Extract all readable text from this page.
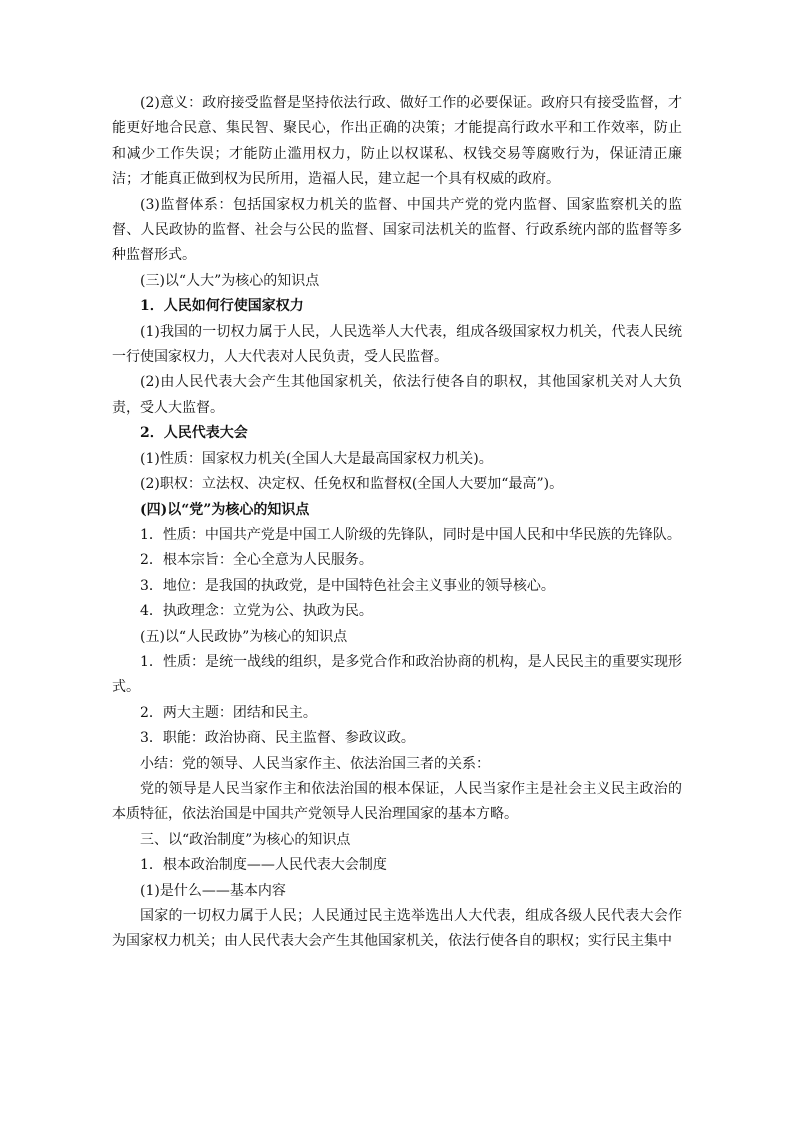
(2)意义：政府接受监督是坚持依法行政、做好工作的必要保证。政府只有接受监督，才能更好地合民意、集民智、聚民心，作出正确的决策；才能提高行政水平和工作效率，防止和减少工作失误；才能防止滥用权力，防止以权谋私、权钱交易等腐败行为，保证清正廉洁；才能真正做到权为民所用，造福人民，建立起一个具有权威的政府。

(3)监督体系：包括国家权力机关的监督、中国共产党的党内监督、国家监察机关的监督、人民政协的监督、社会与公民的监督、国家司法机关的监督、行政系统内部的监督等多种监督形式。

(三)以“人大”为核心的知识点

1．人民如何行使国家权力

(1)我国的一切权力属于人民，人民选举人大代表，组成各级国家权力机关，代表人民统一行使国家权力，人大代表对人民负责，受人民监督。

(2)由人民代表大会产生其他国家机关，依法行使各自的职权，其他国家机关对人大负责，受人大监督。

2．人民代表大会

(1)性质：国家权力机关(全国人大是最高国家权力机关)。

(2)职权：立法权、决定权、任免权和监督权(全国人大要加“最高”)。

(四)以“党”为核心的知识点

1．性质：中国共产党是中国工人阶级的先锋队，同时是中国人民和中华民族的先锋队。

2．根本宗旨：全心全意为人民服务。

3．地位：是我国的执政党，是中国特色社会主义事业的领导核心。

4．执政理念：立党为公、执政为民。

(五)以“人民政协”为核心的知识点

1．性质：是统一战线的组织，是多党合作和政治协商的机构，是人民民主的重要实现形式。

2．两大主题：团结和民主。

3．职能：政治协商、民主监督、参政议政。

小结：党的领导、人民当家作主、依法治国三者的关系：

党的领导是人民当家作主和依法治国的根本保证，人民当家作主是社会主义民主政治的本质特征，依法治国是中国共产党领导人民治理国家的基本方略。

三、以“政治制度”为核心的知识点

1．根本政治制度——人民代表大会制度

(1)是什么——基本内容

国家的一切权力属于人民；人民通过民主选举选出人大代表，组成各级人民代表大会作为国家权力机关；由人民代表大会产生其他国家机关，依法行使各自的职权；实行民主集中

------------------------------------------------------------------------

Brief: Repeat each entry exactly as it appears; skip any picture.

Answer to this problem:
Extract all readable text from this page.
(2)意义：政府接受监督是坚持依法行政、做好工作的必要保证。政府只有接受监督，才能更好地合民意、集民智、聚民心，作出正确的决策；才能提高行政水平和工作效率，防止和减少工作失误；才能防止滥用权力，防止以权谋私、权钱交易等腐败行为，保证清正廉洁；才能真正做到权为民所用，造福人民，建立起一个具有权威的政府。

(3)监督体系：包括国家权力机关的监督、中国共产党的党内监督、国家监察机关的监督、人民政协的监督、社会与公民的监督、国家司法机关的监督、行政系统内部的监督等多种监督形式。

(三)以“人大”为核心的知识点

1．人民如何行使国家权力

(1)我国的一切权力属于人民，人民选举人大代表，组成各级国家权力机关，代表人民统一行使国家权力，人大代表对人民负责，受人民监督。

(2)由人民代表大会产生其他国家机关，依法行使各自的职权，其他国家机关对人大负责，受人大监督。

2．人民代表大会

(1)性质：国家权力机关(全国人大是最高国家权力机关)。

(2)职权：立法权、决定权、任免权和监督权(全国人大要加“最高”)。

(四)以“党”为核心的知识点

1．性质：中国共产党是中国工人阶级的先锋队，同时是中国人民和中华民族的先锋队。

2．根本宗旨：全心全意为人民服务。

3．地位：是我国的执政党，是中国特色社会主义事业的领导核心。

4．执政理念：立党为公、执政为民。

(五)以“人民政协”为核心的知识点

1．性质：是统一战线的组织，是多党合作和政治协商的机构，是人民民主的重要实现形式。

2．两大主题：团结和民主。

3．职能：政治协商、民主监督、参政议政。

小结：党的领导、人民当家作主、依法治国三者的关系：

党的领导是人民当家作主和依法治国的根本保证，人民当家作主是社会主义民主政治的本质特征，依法治国是中国共产党领导人民治理国家的基本方略。

三、以“政治制度”为核心的知识点

1．根本政治制度——人民代表大会制度

(1)是什么——基本内容

国家的一切权力属于人民；人民通过民主选举选出人大代表，组成各级人民代表大会作为国家权力机关；由人民代表大会产生其他国家机关，依法行使各自的职权；实行民主集中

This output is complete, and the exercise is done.